» **Exercise requirements**
Find each line with the word "Pekin" and say how many there are, nothing else.

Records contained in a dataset
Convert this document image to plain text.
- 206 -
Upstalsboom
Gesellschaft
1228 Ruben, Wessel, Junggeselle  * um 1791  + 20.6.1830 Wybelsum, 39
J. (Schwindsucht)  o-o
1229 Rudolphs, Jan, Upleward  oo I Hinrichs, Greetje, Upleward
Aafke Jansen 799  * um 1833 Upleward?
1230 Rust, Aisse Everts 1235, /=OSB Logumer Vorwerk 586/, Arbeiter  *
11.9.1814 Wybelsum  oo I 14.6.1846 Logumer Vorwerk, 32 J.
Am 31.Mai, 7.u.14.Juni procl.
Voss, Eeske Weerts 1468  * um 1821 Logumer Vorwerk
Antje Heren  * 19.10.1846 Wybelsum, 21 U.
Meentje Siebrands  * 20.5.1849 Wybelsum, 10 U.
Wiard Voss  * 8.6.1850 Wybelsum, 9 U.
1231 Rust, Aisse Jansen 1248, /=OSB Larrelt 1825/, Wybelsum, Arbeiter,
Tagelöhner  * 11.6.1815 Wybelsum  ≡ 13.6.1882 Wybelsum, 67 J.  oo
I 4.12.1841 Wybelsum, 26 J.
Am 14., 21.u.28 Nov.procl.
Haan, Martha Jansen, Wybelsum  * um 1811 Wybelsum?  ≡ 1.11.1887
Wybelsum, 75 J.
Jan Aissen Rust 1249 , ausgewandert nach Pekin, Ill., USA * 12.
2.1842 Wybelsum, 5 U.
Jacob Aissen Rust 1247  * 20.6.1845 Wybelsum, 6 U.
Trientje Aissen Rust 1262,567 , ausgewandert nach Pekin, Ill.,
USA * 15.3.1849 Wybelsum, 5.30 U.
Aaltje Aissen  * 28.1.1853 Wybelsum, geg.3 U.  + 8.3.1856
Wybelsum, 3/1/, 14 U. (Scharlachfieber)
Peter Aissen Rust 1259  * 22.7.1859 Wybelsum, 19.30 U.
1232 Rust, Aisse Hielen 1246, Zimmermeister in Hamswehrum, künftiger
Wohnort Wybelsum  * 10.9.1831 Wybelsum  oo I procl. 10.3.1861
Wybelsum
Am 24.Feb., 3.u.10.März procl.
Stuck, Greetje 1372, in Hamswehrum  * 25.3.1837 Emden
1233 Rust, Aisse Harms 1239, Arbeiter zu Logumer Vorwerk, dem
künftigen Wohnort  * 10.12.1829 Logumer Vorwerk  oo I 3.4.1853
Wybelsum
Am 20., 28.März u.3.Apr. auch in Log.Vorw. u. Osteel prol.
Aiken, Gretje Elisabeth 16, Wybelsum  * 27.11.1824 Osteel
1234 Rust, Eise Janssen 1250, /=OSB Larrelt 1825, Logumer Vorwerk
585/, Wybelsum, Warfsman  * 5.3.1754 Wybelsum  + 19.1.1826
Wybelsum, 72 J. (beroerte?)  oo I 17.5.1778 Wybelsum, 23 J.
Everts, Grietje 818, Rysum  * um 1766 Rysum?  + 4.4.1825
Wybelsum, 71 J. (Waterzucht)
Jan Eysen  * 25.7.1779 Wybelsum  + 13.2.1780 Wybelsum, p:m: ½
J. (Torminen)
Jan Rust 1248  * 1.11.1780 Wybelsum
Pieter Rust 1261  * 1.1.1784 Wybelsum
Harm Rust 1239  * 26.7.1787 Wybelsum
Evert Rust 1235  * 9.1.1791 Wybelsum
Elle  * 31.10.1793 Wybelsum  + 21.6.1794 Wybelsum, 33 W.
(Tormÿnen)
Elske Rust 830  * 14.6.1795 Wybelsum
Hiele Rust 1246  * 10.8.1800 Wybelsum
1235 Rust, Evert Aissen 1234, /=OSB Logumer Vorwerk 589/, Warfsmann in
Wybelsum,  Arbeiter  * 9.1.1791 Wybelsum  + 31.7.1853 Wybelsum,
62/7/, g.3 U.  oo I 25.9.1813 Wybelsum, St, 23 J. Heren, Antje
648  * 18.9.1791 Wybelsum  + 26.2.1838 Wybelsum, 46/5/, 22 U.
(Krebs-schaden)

» **Task response**
2